→ Stated exercise:
Scan the records below for the word "structured" and give only the number of lines that hold it.

→ Items:
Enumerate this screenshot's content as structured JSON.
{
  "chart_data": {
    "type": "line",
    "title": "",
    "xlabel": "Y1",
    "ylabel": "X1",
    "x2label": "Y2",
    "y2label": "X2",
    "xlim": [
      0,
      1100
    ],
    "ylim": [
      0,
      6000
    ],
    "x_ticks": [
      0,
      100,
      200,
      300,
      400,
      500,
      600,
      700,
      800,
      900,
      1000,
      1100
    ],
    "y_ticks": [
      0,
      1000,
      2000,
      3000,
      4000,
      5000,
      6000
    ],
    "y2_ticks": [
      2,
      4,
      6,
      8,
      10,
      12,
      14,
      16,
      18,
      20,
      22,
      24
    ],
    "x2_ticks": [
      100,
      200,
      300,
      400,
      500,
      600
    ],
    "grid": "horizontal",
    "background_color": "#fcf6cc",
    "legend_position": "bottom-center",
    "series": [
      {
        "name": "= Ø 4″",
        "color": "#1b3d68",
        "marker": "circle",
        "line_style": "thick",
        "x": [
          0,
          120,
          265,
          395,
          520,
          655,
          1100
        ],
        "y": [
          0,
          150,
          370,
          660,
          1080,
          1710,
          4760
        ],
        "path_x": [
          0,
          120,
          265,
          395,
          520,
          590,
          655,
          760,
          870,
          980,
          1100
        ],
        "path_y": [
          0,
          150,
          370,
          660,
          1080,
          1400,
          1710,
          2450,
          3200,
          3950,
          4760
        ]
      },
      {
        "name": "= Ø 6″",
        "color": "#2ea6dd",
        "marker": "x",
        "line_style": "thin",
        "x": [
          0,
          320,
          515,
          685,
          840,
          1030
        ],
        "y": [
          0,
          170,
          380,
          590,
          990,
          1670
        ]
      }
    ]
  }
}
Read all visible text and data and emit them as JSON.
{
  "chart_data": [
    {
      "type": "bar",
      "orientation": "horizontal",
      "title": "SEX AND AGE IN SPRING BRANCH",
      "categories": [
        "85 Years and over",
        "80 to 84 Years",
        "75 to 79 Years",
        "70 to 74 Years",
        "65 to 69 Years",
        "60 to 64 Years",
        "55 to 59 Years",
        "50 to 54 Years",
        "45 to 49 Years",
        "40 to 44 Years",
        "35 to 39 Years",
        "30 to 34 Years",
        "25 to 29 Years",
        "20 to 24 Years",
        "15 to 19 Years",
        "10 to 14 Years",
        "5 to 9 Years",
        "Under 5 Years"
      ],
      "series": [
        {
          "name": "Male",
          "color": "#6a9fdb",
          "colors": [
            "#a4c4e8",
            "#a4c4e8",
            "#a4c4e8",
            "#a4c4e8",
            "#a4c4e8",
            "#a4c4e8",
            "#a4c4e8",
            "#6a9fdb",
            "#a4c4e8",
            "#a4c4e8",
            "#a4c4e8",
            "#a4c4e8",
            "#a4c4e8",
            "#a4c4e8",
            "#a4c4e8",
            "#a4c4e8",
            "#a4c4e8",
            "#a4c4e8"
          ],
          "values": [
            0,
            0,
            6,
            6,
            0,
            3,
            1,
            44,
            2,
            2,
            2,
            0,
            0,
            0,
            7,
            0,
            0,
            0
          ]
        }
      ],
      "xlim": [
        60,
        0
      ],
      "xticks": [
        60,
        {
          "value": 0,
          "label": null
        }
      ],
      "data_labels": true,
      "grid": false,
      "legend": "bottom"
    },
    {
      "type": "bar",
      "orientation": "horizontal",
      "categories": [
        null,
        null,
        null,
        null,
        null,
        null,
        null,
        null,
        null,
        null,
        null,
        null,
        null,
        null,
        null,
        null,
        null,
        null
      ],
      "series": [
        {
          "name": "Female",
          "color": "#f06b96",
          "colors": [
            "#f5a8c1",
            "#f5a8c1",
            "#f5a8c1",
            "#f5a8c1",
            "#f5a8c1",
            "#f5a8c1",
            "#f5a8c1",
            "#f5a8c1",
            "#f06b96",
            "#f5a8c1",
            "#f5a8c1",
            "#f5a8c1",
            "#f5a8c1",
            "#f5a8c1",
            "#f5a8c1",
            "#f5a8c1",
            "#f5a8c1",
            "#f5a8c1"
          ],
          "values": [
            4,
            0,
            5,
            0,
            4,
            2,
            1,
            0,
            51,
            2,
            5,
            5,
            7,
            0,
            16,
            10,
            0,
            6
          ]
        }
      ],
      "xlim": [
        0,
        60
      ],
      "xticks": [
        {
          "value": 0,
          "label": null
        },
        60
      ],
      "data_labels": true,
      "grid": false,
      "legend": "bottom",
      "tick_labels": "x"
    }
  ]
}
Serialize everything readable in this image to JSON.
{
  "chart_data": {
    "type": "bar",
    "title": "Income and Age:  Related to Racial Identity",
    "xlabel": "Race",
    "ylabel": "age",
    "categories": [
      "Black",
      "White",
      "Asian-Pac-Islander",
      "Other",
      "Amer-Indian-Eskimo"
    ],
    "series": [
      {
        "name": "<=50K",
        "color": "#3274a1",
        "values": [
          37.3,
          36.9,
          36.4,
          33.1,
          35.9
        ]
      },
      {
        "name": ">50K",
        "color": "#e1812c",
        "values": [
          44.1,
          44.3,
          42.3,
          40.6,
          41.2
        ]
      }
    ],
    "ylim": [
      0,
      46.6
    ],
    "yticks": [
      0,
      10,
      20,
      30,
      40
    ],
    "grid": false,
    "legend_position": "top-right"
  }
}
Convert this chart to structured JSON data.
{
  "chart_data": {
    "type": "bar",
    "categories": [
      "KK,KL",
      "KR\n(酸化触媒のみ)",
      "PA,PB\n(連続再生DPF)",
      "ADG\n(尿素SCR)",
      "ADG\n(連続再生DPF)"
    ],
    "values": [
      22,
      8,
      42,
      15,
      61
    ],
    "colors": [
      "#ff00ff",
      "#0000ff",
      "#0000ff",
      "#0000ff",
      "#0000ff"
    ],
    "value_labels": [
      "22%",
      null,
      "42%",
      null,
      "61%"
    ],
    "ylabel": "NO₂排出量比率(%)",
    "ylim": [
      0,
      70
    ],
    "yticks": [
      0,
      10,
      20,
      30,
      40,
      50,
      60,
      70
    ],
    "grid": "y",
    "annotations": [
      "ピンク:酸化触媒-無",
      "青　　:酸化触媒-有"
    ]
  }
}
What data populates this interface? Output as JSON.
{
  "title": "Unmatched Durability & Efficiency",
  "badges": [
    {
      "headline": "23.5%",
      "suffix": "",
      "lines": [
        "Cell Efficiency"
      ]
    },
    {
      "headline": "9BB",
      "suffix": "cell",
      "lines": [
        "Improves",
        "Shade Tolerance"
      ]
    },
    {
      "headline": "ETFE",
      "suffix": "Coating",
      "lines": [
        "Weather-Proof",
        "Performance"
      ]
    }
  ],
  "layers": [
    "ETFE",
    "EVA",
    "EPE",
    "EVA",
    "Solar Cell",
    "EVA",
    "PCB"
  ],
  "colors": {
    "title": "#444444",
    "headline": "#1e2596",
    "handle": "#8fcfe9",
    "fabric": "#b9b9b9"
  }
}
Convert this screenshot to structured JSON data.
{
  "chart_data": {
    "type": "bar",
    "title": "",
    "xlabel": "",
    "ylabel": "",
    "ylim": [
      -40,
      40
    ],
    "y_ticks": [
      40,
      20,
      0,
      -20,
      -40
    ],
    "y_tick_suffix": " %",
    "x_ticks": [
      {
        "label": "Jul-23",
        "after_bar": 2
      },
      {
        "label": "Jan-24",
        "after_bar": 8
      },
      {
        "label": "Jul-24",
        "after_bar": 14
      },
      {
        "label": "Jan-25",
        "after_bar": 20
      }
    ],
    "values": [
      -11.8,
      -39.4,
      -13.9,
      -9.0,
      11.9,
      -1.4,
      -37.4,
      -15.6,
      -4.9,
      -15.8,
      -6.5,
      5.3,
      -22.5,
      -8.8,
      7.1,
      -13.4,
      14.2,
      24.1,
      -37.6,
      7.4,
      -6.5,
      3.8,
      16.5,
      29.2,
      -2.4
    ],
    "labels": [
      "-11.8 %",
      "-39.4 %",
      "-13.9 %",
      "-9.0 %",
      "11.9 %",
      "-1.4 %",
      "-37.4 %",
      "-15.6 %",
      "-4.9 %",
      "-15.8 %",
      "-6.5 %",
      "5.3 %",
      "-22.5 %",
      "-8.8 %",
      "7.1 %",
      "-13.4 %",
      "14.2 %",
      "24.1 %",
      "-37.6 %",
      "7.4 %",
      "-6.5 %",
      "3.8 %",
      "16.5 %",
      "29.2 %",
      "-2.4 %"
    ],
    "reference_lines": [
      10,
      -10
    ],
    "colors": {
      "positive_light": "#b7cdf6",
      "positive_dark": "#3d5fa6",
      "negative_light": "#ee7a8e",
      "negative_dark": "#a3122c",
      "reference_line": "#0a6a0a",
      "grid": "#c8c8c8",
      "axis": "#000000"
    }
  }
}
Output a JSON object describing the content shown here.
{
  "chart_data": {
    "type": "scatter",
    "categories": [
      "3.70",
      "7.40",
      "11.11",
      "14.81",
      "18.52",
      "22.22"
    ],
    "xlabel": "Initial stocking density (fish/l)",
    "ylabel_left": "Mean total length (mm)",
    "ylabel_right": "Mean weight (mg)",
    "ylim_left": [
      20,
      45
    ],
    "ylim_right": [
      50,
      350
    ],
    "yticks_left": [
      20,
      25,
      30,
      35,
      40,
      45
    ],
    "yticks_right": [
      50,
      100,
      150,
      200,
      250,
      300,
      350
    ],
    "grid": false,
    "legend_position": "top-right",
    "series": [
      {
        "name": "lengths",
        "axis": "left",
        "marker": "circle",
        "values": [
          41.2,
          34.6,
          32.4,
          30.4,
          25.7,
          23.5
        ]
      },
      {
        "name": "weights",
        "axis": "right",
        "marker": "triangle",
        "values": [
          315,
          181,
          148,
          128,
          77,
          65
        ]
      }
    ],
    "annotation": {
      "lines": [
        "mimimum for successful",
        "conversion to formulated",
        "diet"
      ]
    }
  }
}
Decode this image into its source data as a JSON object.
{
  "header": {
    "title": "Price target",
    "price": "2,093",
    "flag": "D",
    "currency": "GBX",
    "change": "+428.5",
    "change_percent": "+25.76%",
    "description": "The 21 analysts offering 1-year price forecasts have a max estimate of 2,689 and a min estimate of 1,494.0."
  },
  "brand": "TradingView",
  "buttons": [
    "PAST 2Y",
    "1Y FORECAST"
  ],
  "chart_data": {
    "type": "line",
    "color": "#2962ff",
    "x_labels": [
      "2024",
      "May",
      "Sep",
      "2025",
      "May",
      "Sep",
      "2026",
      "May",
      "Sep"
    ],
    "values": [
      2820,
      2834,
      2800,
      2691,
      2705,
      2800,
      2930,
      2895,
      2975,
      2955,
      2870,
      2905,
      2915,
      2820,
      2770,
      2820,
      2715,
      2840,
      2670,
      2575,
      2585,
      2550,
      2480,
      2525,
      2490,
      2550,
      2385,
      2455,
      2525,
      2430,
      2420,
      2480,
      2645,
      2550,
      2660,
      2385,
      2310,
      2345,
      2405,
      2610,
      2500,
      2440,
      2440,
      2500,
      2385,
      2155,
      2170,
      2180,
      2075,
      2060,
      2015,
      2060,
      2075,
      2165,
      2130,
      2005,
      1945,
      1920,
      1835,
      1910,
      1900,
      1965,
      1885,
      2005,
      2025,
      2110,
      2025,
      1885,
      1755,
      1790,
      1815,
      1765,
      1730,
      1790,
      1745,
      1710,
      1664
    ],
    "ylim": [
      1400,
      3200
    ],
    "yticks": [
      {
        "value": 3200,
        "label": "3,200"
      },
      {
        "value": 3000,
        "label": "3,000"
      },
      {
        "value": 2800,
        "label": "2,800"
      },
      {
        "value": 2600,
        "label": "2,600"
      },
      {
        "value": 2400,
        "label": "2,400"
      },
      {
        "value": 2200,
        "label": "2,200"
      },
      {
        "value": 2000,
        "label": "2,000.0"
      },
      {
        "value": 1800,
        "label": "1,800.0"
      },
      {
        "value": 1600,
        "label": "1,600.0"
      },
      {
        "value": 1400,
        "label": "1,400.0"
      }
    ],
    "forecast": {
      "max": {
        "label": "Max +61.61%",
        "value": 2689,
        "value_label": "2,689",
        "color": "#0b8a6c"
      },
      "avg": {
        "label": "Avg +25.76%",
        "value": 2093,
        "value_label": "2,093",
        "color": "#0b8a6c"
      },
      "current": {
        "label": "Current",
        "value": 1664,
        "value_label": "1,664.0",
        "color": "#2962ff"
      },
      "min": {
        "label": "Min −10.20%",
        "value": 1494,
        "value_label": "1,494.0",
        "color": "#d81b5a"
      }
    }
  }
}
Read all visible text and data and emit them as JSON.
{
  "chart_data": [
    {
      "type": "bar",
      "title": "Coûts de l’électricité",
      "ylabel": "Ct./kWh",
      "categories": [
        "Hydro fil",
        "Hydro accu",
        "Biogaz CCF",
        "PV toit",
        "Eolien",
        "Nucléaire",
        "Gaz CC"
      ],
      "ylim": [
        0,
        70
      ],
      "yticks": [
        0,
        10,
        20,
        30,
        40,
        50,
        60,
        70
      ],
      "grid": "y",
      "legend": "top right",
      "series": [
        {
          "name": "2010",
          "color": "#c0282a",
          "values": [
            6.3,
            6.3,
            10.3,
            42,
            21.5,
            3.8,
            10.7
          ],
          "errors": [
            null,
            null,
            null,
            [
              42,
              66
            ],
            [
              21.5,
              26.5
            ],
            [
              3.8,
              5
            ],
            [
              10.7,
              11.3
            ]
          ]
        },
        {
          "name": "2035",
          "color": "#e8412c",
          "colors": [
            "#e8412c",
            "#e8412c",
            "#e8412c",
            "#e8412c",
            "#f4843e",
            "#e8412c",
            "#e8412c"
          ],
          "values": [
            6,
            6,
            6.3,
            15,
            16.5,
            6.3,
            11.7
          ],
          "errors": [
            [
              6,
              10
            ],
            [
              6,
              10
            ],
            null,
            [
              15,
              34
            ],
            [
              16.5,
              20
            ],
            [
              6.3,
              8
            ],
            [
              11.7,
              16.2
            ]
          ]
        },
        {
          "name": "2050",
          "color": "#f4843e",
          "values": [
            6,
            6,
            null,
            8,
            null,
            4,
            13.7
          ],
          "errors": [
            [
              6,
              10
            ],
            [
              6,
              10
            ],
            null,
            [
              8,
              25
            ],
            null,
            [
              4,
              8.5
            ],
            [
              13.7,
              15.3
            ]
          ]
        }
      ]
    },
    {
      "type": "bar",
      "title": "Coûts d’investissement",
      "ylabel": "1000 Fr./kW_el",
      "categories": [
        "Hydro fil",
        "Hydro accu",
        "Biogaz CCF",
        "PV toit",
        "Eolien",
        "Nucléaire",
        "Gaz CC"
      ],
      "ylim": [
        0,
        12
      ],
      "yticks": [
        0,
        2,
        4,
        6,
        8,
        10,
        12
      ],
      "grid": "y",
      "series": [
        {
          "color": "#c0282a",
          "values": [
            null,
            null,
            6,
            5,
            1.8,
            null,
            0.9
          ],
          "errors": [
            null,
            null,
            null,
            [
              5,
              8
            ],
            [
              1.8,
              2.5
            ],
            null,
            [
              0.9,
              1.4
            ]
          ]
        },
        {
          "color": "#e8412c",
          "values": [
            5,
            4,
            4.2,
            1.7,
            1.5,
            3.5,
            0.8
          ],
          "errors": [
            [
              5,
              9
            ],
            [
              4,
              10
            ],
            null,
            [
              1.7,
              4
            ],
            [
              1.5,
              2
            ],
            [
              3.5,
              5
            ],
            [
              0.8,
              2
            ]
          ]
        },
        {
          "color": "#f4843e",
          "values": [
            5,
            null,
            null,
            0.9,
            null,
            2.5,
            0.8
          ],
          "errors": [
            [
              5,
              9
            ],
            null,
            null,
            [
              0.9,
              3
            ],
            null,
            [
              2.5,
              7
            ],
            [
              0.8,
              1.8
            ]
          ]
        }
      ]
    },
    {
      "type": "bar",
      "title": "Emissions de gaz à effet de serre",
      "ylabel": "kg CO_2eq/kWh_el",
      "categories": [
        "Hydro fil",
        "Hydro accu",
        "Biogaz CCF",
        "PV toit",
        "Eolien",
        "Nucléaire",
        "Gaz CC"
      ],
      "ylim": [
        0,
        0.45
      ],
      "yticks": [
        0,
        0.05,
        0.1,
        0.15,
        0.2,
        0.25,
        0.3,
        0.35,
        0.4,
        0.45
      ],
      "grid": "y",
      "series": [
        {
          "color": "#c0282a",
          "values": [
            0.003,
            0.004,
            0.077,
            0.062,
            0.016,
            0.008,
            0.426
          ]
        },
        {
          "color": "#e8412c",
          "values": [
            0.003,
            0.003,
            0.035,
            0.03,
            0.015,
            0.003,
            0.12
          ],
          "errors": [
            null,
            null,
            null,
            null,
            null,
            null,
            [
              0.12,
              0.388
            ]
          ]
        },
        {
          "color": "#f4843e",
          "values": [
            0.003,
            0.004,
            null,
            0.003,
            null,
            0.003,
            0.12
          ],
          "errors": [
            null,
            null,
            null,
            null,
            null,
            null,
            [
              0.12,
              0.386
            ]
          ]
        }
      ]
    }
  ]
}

→ Exercise solution:
3